Exercise.
Pictures aside, quote the whole listing exactly.

Extracted records:
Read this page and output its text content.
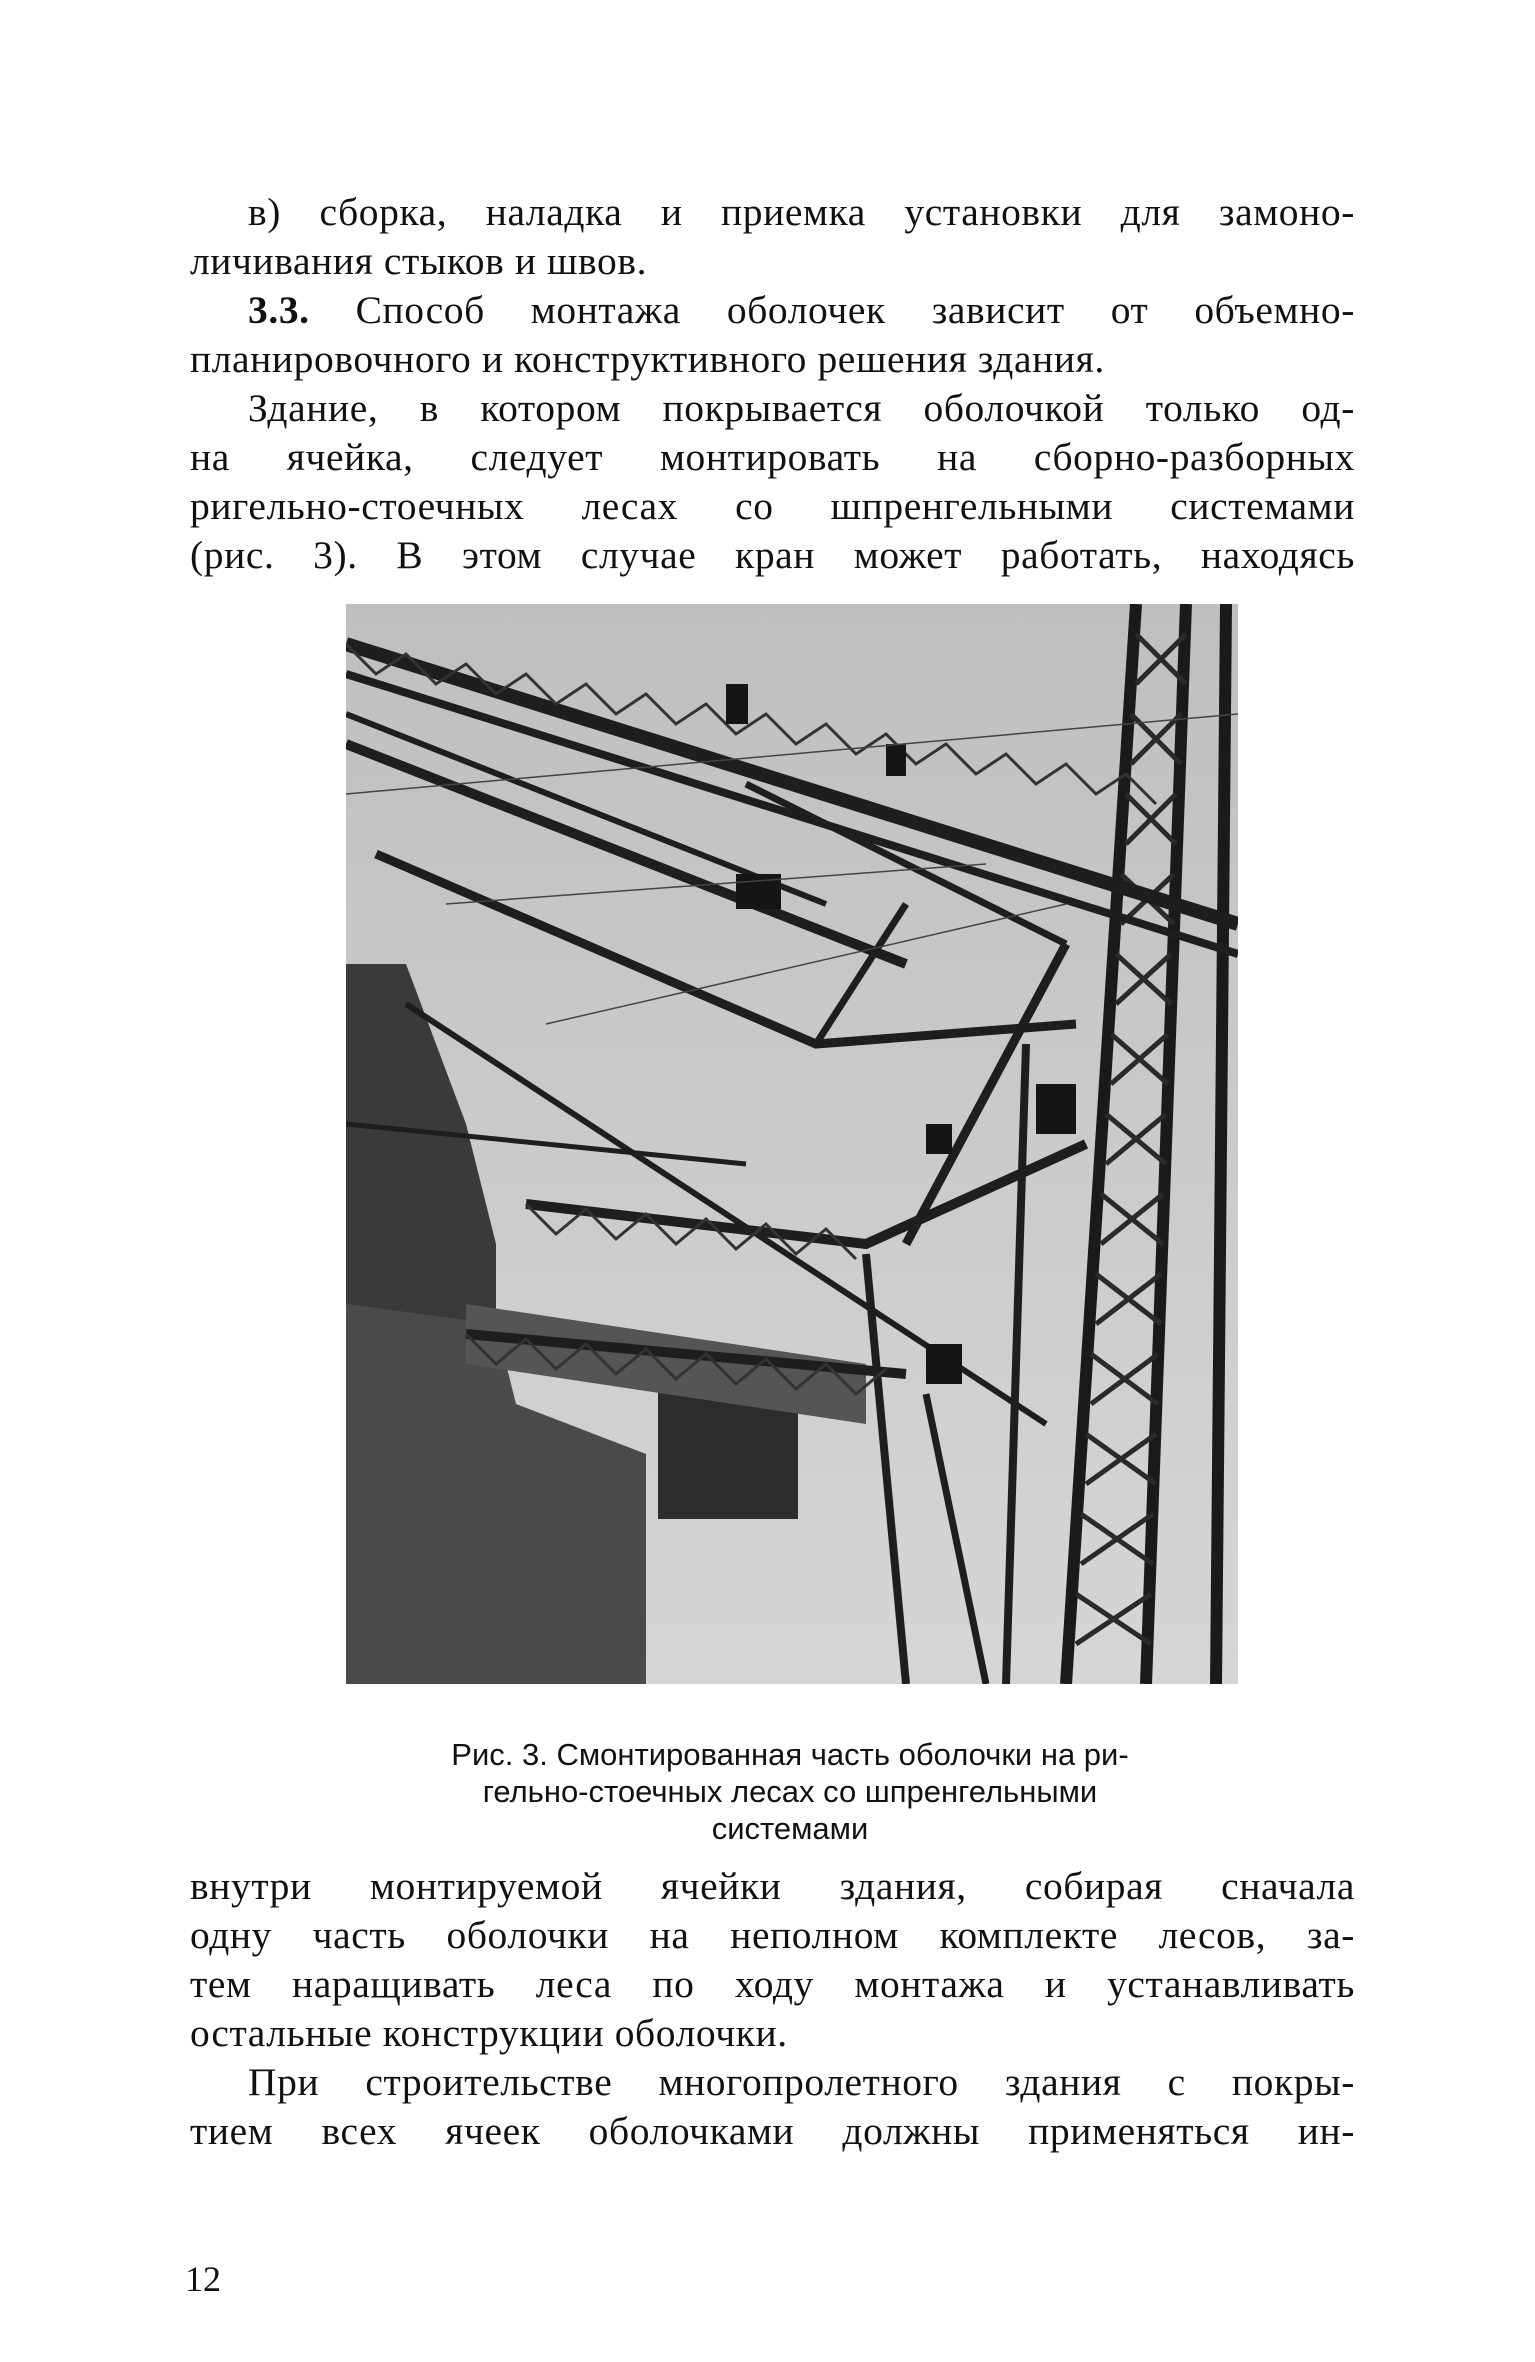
в) сборка, наладка и приемка установки для замоно-
личивания стыков и швов.
3.3. Способ монтажа оболочек зависит от объемно-
планировочного и конструктивного решения здания.
Здание, в котором покрывается оболочкой только од-
на ячейка, следует монтировать на сборно-разборных
ригельно-стоечных лесах со шпренгельными системами
(рис. 3). В этом случае кран может работать, находясь
Рис. 3. Смонтированная часть оболочки на ри-
гельно-стоечных лесах со шпренгельными
системами
внутри монтируемой ячейки здания, собирая сначала
одну часть оболочки на неполном комплекте лесов, за-
тем наращивать леса по ходу монтажа и устанавливать
остальные конструкции оболочки.
При строительстве многопролетного здания с покры-
тием всех ячеек оболочками должны применяться ин-
12
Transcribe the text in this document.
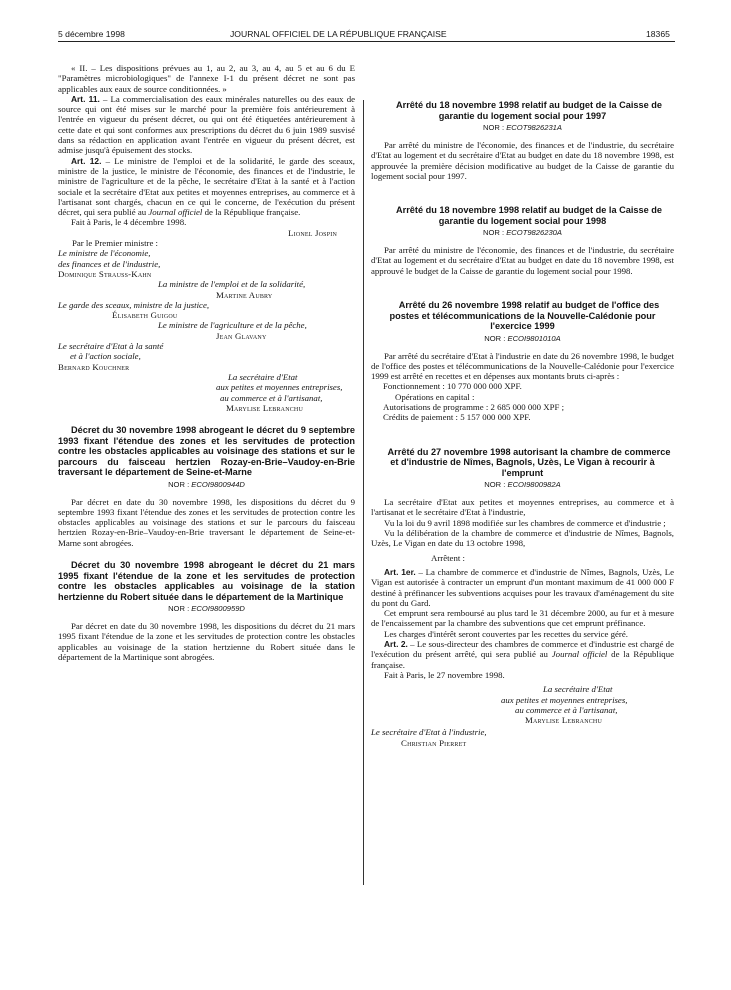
5 décembre 1998	JOURNAL OFFICIEL DE LA RÉPUBLIQUE FRANÇAISE	18365

« II. – Les dispositions prévues au 1, au 2, au 3, au 4, au 5 et au 6 du E "Paramètres microbiologiques" de l'annexe I-1 du présent décret ne sont pas applicables aux eaux de source conditionnées. »

Art. 11. – La commercialisation des eaux minérales naturelles ou des eaux de source qui ont été mises sur le marché pour la première fois antérieurement à l'entrée en vigueur du présent décret, ou qui ont été étiquetées antérieurement à cette date et qui sont conformes aux prescriptions du décret du 6 juin 1989 susvisé dans sa rédaction en application avant l'entrée en vigueur du présent décret, est admise jusqu'à épuisement des stocks.

Art. 12. – Le ministre de l'emploi et de la solidarité, le garde des sceaux, ministre de la justice, le ministre de l'économie, des finances et de l'industrie, le ministre de l'agriculture et de la pêche, le secrétaire d'Etat à la santé et à l'action sociale et la secrétaire d'Etat aux petites et moyennes entreprises, au commerce et à l'artisanat sont chargés, chacun en ce qui le concerne, de l'exécution du présent décret, qui sera publié au Journal officiel de la République française.

Fait à Paris, le 4 décembre 1998.

Lionel Jospin
Par le Premier ministre :
Le ministre de l'économie,
des finances et de l'industrie,
Dominique Strauss-Kahn
La ministre de l'emploi et de la solidarité,
Martine Aubry
Le garde des sceaux, ministre de la justice,
Élisabeth Guigou
Le ministre de l'agriculture et de la pêche,
Jean Glavany
Le secrétaire d'Etat à la santé
et à l'action sociale,
Bernard Kouchner
La secrétaire d'Etat
aux petites et moyennes entreprises,
au commerce et à l'artisanat,
Marylise Lebranchu

Décret du 30 novembre 1998 abrogeant le décret du 9 septembre 1993 fixant l'étendue des zones et les servitudes de protection contre les obstacles applicables au voisinage des stations et sur le parcours du faisceau hertzien Rozay-en-Brie–Vaudoy-en-Brie traversant le département de Seine-et-Marne

NOR : ECOI9800944D

Par décret en date du 30 novembre 1998, les dispositions du décret du 9 septembre 1993 fixant l'étendue des zones et les servitudes de protection contre les obstacles applicables au voisinage des stations et sur le parcours du faisceau hertzien Rozay-en-Brie–Vaudoy-en-Brie traversant le département de Seine-et-Marne sont abrogées.

Décret du 30 novembre 1998 abrogeant le décret du 21 mars 1995 fixant l'étendue de la zone et les servitudes de protection contre les obstacles applicables au voisinage de la station hertzienne du Robert située dans le département de la Martinique

NOR : ECOI9800959D

Par décret en date du 30 novembre 1998, les dispositions du décret du 21 mars 1995 fixant l'étendue de la zone et les servitudes de protection contre les obstacles applicables au voisinage de la station hertzienne du Robert située dans le département de la Martinique sont abrogées.

Arrêté du 18 novembre 1998 relatif au budget de la Caisse de garantie du logement social pour 1997

NOR : ECOT9826231A

Par arrêté du ministre de l'économie, des finances et de l'industrie, du secrétaire d'Etat au logement et du secrétaire d'Etat au budget en date du 18 novembre 1998, est approuvée la première décision modificative au budget de la Caisse de garantie du logement social pour 1997.

Arrêté du 18 novembre 1998 relatif au budget de la Caisse de garantie du logement social pour 1998

NOR : ECOT9826230A

Par arrêté du ministre de l'économie, des finances et de l'industrie, du secrétaire d'Etat au logement et du secrétaire d'Etat au budget en date du 18 novembre 1998, est approuvé le budget de la Caisse de garantie du logement social pour 1998.

Arrêté du 26 novembre 1998 relatif au budget de l'office des postes et télécommunications de la Nouvelle-Calédonie pour l'exercice 1999

NOR : ECOI9801010A

Par arrêté du secrétaire d'Etat à l'industrie en date du 26 novembre 1998, le budget de l'office des postes et télécommunications de la Nouvelle-Calédonie pour l'exercice 1999 est arrêté en recettes et en dépenses aux montants bruts ci-après :

Fonctionnement : 10 770 000 000 XPF.
Opérations en capital :
Autorisations de programme : 2 685 000 000 XPF ;
Crédits de paiement : 5 157 000 000 XPF.

Arrêté du 27 novembre 1998 autorisant la chambre de commerce et d'industrie de Nîmes, Bagnols, Uzès, Le Vigan à recourir à l'emprunt

NOR : ECOI9800982A

La secrétaire d'Etat aux petites et moyennes entreprises, au commerce et à l'artisanat et le secrétaire d'Etat à l'industrie,

Vu la loi du 9 avril 1898 modifiée sur les chambres de commerce et d'industrie ;

Vu la délibération de la chambre de commerce et d'industrie de Nîmes, Bagnols, Uzès, Le Vigan en date du 13 octobre 1998,

Arrêtent :

Art. 1er. – La chambre de commerce et d'industrie de Nîmes, Bagnols, Uzès, Le Vigan est autorisée à contracter un emprunt d'un montant maximum de 41 000 000 F destiné à préfinancer les subventions acquises pour les travaux d'aménagement du site du pont du Gard.

Cet emprunt sera remboursé au plus tard le 31 décembre 2000, au fur et à mesure de l'encaissement par la chambre des subventions que cet emprunt préfinance.

Les charges d'intérêt seront couvertes par les recettes du service géré.

Art. 2. – Le sous-directeur des chambres de commerce et d'industrie est chargé de l'exécution du présent arrêté, qui sera publié au Journal officiel de la République française.

Fait à Paris, le 27 novembre 1998.

La secrétaire d'Etat
aux petites et moyennes entreprises,
au commerce et à l'artisanat,
Marylise Lebranchu
Le secrétaire d'Etat à l'industrie,
Christian Pierret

Result of this exercise.
Read this page and output its text content.
в) сборка, наладка и приемка установки для замоно-
личивания стыков и швов.
3.3. Способ монтажа оболочек зависит от объемно-
планировочного и конструктивного решения здания.
Здание, в котором покрывается оболочкой только од-
на ячейка, следует монтировать на сборно-разборных
ригельно-стоечных лесах со шпренгельными системами
(рис. 3). В этом случае кран может работать, находясь
Рис. 3. Смонтированная часть оболочки на ри-
гельно-стоечных лесах со шпренгельными
системами
внутри монтируемой ячейки здания, собирая сначала
одну часть оболочки на неполном комплекте лесов, за-
тем наращивать леса по ходу монтажа и устанавливать
остальные конструкции оболочки.
При строительстве многопролетного здания с покры-
тием всех ячеек оболочками должны применяться ин-
12
Transcribe the text in this document.
5 décembre 1998	JOURNAL OFFICIEL DE LA RÉPUBLIQUE FRANÇAISE	18365

« II. – Les dispositions prévues au 1, au 2, au 3, au 4, au 5 et au 6 du E "Paramètres microbiologiques" de l'annexe I-1 du présent décret ne sont pas applicables aux eaux de source conditionnées. »

Art. 11. – La commercialisation des eaux minérales naturelles ou des eaux de source qui ont été mises sur le marché pour la première fois antérieurement à l'entrée en vigueur du présent décret, ou qui ont été étiquetées antérieurement à cette date et qui sont conformes aux prescriptions du décret du 6 juin 1989 susvisé dans sa rédaction en application avant l'entrée en vigueur du présent décret, est admise jusqu'à épuisement des stocks.

Art. 12. – Le ministre de l'emploi et de la solidarité, le garde des sceaux, ministre de la justice, le ministre de l'économie, des finances et de l'industrie, le ministre de l'agriculture et de la pêche, le secrétaire d'Etat à la santé et à l'action sociale et la secrétaire d'Etat aux petites et moyennes entreprises, au commerce et à l'artisanat sont chargés, chacun en ce qui le concerne, de l'exécution du présent décret, qui sera publié au Journal officiel de la République française.

Fait à Paris, le 4 décembre 1998.

Lionel Jospin
Par le Premier ministre :
Le ministre de l'économie,
des finances et de l'industrie,
Dominique Strauss-Kahn
La ministre de l'emploi et de la solidarité,
Martine Aubry
Le garde des sceaux, ministre de la justice,
Élisabeth Guigou
Le ministre de l'agriculture et de la pêche,
Jean Glavany
Le secrétaire d'Etat à la santé
et à l'action sociale,
Bernard Kouchner
La secrétaire d'Etat
aux petites et moyennes entreprises,
au commerce et à l'artisanat,
Marylise Lebranchu

Décret du 30 novembre 1998 abrogeant le décret du 9 septembre 1993 fixant l'étendue des zones et les servitudes de protection contre les obstacles applicables au voisinage des stations et sur le parcours du faisceau hertzien Rozay-en-Brie–Vaudoy-en-Brie traversant le département de Seine-et-Marne

NOR : ECOI9800944D

Par décret en date du 30 novembre 1998, les dispositions du décret du 9 septembre 1993 fixant l'étendue des zones et les servitudes de protection contre les obstacles applicables au voisinage des stations et sur le parcours du faisceau hertzien Rozay-en-Brie–Vaudoy-en-Brie traversant le département de Seine-et-Marne sont abrogées.

Décret du 30 novembre 1998 abrogeant le décret du 21 mars 1995 fixant l'étendue de la zone et les servitudes de protection contre les obstacles applicables au voisinage de la station hertzienne du Robert située dans le département de la Martinique

NOR : ECOI9800959D

Par décret en date du 30 novembre 1998, les dispositions du décret du 21 mars 1995 fixant l'étendue de la zone et les servitudes de protection contre les obstacles applicables au voisinage de la station hertzienne du Robert située dans le département de la Martinique sont abrogées.

Arrêté du 18 novembre 1998 relatif au budget de la Caisse de garantie du logement social pour 1997

NOR : ECOT9826231A

Par arrêté du ministre de l'économie, des finances et de l'industrie, du secrétaire d'Etat au logement et du secrétaire d'Etat au budget en date du 18 novembre 1998, est approuvée la première décision modificative au budget de la Caisse de garantie du logement social pour 1997.

Arrêté du 18 novembre 1998 relatif au budget de la Caisse de garantie du logement social pour 1998

NOR : ECOT9826230A

Par arrêté du ministre de l'économie, des finances et de l'industrie, du secrétaire d'Etat au logement et du secrétaire d'Etat au budget en date du 18 novembre 1998, est approuvé le budget de la Caisse de garantie du logement social pour 1998.

Arrêté du 26 novembre 1998 relatif au budget de l'office des postes et télécommunications de la Nouvelle-Calédonie pour l'exercice 1999

NOR : ECOI9801010A

Par arrêté du secrétaire d'Etat à l'industrie en date du 26 novembre 1998, le budget de l'office des postes et télécommunications de la Nouvelle-Calédonie pour l'exercice 1999 est arrêté en recettes et en dépenses aux montants bruts ci-après :

Fonctionnement : 10 770 000 000 XPF.
Opérations en capital :
Autorisations de programme : 2 685 000 000 XPF ;
Crédits de paiement : 5 157 000 000 XPF.

Arrêté du 27 novembre 1998 autorisant la chambre de commerce et d'industrie de Nîmes, Bagnols, Uzès, Le Vigan à recourir à l'emprunt

NOR : ECOI9800982A

La secrétaire d'Etat aux petites et moyennes entreprises, au commerce et à l'artisanat et le secrétaire d'Etat à l'industrie,

Vu la loi du 9 avril 1898 modifiée sur les chambres de commerce et d'industrie ;

Vu la délibération de la chambre de commerce et d'industrie de Nîmes, Bagnols, Uzès, Le Vigan en date du 13 octobre 1998,

Arrêtent :

Art. 1er. – La chambre de commerce et d'industrie de Nîmes, Bagnols, Uzès, Le Vigan est autorisée à contracter un emprunt d'un montant maximum de 41 000 000 F destiné à préfinancer les subventions acquises pour les travaux d'aménagement du site du pont du Gard.

Cet emprunt sera remboursé au plus tard le 31 décembre 2000, au fur et à mesure de l'encaissement par la chambre des subventions que cet emprunt préfinance.

Les charges d'intérêt seront couvertes par les recettes du service géré.

Art. 2. – Le sous-directeur des chambres de commerce et d'industrie est chargé de l'exécution du présent arrêté, qui sera publié au Journal officiel de la République française.

Fait à Paris, le 27 novembre 1998.

La secrétaire d'Etat
aux petites et moyennes entreprises,
au commerce et à l'artisanat,
Marylise Lebranchu
Le secrétaire d'Etat à l'industrie,
Christian Pierret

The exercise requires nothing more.